→ **Written task**
Copy each line below in which the string "relative" occurs.

→ **The records**
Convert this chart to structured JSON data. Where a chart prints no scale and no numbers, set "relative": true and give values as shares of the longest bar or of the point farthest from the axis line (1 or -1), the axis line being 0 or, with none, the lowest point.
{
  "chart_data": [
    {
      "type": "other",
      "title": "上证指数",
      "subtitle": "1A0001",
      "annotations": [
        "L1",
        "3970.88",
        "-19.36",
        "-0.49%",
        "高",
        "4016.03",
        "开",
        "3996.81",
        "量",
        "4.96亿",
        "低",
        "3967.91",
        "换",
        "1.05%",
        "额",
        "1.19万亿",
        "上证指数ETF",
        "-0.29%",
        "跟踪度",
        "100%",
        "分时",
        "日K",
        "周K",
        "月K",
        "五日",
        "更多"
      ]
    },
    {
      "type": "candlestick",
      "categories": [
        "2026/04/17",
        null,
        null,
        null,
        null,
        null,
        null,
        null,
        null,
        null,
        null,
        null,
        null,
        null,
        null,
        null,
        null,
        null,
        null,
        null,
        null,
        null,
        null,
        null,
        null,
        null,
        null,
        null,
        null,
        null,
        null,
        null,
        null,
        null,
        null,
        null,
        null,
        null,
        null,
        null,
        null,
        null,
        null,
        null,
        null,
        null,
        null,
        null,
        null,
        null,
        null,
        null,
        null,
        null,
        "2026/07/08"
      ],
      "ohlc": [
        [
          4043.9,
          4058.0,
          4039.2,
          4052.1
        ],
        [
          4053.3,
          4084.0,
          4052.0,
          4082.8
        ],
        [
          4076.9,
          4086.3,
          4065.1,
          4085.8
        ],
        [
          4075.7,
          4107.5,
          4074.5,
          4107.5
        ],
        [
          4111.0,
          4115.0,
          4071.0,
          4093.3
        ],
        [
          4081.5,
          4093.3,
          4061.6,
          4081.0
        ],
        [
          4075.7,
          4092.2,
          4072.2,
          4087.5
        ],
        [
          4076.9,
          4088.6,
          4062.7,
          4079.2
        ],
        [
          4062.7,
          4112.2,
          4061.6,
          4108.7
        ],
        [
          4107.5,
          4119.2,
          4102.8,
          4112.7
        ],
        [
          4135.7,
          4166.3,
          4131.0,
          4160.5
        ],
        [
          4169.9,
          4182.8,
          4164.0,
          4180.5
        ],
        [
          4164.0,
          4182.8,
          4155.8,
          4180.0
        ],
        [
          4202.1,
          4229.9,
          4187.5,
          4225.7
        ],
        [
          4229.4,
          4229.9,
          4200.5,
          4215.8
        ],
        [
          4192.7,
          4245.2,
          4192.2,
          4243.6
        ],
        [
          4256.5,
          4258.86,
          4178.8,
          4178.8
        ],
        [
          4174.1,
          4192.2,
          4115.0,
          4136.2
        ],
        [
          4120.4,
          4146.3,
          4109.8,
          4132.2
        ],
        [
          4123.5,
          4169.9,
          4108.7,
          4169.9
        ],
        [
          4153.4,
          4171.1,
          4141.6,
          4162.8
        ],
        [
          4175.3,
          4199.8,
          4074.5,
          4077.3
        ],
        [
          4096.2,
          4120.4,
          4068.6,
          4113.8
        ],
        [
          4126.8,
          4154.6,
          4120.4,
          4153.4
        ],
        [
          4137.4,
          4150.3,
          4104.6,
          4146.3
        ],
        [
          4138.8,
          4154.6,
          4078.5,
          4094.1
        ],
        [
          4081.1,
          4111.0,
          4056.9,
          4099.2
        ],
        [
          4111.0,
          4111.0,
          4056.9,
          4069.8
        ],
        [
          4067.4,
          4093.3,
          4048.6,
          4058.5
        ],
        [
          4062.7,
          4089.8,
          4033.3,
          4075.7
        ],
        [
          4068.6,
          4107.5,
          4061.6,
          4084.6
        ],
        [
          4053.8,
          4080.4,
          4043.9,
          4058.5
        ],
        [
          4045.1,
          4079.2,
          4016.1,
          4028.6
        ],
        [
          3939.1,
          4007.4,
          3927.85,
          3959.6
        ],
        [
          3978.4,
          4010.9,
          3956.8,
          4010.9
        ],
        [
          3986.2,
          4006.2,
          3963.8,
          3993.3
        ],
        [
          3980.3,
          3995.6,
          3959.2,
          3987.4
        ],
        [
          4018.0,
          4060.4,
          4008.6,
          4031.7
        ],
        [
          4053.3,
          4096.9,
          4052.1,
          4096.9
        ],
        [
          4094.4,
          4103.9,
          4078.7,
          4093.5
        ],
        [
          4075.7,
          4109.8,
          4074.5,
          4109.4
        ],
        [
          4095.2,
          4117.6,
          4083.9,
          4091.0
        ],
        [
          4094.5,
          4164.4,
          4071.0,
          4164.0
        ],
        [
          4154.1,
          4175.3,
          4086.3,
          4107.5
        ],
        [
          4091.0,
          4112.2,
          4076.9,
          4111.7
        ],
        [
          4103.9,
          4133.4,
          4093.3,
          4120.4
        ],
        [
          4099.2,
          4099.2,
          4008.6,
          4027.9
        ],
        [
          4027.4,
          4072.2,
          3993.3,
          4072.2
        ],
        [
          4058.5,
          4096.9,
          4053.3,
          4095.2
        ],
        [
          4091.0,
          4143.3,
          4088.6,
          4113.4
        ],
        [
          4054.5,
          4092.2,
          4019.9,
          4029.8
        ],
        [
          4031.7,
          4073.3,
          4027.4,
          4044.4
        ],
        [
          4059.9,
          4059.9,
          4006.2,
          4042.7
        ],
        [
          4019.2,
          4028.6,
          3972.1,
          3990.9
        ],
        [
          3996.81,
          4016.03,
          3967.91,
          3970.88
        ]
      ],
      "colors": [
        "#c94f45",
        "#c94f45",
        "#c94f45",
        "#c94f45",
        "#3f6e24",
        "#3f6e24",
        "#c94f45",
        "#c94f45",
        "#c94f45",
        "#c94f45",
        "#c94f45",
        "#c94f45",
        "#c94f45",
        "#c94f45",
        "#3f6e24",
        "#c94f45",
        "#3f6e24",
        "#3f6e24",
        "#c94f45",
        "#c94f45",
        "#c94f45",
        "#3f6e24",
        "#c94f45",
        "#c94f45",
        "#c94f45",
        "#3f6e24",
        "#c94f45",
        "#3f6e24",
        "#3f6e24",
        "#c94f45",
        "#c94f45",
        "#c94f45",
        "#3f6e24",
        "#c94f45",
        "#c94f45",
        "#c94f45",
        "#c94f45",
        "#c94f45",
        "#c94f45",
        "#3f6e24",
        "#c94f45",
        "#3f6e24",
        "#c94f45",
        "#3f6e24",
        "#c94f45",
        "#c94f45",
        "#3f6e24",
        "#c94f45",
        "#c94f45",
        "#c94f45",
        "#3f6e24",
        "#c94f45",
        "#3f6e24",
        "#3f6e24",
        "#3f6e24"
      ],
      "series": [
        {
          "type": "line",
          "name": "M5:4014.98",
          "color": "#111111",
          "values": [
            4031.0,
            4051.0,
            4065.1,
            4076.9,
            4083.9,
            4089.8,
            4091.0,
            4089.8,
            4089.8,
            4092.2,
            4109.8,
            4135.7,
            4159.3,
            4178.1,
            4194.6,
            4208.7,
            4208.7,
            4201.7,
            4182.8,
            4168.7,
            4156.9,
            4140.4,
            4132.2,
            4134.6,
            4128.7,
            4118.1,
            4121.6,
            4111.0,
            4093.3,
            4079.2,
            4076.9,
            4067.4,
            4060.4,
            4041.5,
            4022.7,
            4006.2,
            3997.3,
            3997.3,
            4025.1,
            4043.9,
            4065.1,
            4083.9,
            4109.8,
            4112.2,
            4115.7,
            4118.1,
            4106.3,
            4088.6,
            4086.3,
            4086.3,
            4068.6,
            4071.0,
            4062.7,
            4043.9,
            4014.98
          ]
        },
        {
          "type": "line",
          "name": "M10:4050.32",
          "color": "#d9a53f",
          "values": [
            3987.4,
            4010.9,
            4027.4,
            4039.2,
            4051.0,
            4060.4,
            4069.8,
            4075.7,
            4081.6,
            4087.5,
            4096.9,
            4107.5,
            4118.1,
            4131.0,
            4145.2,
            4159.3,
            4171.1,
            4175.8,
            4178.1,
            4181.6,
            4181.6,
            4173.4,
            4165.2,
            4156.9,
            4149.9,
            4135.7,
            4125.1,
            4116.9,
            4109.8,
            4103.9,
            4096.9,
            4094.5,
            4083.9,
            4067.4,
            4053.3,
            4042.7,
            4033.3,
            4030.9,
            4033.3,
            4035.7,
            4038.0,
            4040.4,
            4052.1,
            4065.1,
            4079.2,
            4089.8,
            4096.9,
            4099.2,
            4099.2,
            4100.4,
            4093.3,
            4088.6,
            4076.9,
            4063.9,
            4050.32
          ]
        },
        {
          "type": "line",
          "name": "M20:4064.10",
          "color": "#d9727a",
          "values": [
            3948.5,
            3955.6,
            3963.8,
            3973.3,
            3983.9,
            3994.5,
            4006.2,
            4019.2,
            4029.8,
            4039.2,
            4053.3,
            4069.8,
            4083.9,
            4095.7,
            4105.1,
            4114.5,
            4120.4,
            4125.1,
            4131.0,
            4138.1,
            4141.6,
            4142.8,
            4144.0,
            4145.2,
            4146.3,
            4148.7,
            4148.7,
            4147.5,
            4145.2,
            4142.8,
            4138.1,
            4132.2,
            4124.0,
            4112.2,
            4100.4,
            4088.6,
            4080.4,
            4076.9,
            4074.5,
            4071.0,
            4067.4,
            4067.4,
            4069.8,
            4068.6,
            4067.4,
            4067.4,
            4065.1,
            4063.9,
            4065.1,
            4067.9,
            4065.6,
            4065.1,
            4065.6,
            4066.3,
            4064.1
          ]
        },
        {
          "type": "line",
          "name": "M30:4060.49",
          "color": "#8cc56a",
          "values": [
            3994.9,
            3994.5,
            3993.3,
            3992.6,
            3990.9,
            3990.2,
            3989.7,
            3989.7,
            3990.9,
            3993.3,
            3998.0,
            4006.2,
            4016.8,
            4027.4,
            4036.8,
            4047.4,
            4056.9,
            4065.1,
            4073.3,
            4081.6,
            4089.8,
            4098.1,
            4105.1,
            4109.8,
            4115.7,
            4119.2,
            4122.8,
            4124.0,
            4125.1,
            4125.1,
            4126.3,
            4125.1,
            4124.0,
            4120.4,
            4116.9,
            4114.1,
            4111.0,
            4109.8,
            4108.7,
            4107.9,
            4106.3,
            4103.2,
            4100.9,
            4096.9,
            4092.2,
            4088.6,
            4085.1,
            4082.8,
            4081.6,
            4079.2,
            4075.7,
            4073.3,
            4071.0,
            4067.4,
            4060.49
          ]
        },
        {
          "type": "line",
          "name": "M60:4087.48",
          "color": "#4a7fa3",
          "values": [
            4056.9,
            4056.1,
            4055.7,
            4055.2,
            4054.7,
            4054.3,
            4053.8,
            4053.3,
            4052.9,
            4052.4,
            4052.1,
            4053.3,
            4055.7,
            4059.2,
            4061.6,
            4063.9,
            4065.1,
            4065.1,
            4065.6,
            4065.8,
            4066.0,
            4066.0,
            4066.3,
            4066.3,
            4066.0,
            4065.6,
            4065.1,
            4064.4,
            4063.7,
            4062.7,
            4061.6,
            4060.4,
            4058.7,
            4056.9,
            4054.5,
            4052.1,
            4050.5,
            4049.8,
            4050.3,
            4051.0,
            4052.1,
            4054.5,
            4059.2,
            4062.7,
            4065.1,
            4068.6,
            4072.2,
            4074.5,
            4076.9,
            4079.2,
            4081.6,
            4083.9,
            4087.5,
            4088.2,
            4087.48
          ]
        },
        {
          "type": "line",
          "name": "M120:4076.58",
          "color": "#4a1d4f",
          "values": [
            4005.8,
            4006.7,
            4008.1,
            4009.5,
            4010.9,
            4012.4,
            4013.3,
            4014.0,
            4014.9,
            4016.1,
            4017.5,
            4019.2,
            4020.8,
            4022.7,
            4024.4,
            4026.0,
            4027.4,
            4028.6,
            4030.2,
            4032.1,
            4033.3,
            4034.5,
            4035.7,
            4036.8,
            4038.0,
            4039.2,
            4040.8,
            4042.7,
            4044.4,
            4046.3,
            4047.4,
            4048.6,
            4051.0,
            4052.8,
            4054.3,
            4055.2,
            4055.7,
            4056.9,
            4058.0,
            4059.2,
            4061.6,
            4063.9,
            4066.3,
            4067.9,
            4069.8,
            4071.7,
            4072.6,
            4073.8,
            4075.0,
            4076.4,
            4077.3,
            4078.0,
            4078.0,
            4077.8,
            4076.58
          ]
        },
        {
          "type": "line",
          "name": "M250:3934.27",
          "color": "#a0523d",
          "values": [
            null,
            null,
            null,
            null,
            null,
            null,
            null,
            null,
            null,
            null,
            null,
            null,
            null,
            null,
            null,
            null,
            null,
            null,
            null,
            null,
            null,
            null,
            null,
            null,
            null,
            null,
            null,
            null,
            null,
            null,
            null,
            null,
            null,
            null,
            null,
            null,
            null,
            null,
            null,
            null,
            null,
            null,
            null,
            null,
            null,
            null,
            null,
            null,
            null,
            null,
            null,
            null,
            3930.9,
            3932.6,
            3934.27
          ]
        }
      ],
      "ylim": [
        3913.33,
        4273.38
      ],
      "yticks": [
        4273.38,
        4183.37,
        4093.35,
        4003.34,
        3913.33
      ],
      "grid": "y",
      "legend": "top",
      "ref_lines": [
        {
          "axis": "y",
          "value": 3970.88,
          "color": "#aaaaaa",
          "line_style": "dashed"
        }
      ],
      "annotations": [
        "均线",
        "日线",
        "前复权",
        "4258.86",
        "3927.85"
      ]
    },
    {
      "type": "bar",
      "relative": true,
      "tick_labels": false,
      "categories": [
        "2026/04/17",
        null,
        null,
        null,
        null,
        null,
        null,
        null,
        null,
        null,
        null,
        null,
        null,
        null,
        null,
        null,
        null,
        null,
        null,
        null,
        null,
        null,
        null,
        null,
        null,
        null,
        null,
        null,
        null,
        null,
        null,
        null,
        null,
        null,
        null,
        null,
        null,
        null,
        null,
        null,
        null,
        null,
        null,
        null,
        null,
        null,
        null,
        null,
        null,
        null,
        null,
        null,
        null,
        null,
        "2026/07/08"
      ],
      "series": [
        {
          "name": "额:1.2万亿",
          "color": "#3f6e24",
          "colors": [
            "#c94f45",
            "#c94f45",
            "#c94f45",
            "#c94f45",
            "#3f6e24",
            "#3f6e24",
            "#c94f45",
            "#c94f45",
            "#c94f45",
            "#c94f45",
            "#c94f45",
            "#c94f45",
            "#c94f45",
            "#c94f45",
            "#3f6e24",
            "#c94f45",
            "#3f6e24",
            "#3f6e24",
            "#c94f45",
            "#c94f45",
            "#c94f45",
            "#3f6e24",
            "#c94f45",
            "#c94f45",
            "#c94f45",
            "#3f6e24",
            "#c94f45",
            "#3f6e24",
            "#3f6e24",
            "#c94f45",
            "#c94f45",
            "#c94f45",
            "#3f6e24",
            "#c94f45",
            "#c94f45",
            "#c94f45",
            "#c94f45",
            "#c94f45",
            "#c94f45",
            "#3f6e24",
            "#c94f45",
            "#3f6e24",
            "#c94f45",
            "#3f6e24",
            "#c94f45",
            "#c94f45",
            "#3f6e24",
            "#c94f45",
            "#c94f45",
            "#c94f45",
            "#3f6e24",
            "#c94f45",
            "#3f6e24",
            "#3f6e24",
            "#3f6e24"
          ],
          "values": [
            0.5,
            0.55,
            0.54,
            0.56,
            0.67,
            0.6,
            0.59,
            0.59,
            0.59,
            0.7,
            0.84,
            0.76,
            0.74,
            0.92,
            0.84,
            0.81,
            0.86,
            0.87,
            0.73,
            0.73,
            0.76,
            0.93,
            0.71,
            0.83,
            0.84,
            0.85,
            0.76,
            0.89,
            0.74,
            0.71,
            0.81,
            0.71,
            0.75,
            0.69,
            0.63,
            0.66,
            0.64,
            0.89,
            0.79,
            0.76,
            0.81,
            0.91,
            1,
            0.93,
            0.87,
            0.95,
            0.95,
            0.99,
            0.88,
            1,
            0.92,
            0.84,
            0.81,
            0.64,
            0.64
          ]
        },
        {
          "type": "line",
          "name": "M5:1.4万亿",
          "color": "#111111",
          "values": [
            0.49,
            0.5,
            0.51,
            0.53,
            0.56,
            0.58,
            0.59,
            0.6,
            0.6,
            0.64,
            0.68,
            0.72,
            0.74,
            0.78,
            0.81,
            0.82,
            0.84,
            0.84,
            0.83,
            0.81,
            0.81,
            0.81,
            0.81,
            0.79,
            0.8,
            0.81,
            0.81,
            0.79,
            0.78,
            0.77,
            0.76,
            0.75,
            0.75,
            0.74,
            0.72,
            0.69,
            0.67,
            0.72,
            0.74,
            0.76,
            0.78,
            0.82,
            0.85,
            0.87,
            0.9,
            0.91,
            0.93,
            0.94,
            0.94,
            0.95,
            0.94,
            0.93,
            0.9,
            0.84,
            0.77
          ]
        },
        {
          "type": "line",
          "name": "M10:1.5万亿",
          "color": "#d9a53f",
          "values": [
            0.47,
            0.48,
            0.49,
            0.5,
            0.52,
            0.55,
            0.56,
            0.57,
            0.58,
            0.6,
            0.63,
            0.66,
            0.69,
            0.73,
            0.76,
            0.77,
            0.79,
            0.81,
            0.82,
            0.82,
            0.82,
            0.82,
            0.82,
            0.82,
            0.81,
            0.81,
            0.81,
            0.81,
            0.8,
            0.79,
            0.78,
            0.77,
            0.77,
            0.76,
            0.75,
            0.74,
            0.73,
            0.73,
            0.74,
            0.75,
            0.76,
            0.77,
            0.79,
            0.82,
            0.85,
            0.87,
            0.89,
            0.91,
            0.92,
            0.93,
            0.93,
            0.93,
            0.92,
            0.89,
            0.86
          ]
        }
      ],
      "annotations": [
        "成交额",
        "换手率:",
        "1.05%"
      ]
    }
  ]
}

→ **Answer to the exercise**
Convert this chart to structured JSON data. Where a chart prints no scale and no numbers, set "relative": true and give values as shares of the longest bar or of the point farthest from the axis line (1 or -1), the axis line being 0 or, with none, the lowest point.
      "relative": true,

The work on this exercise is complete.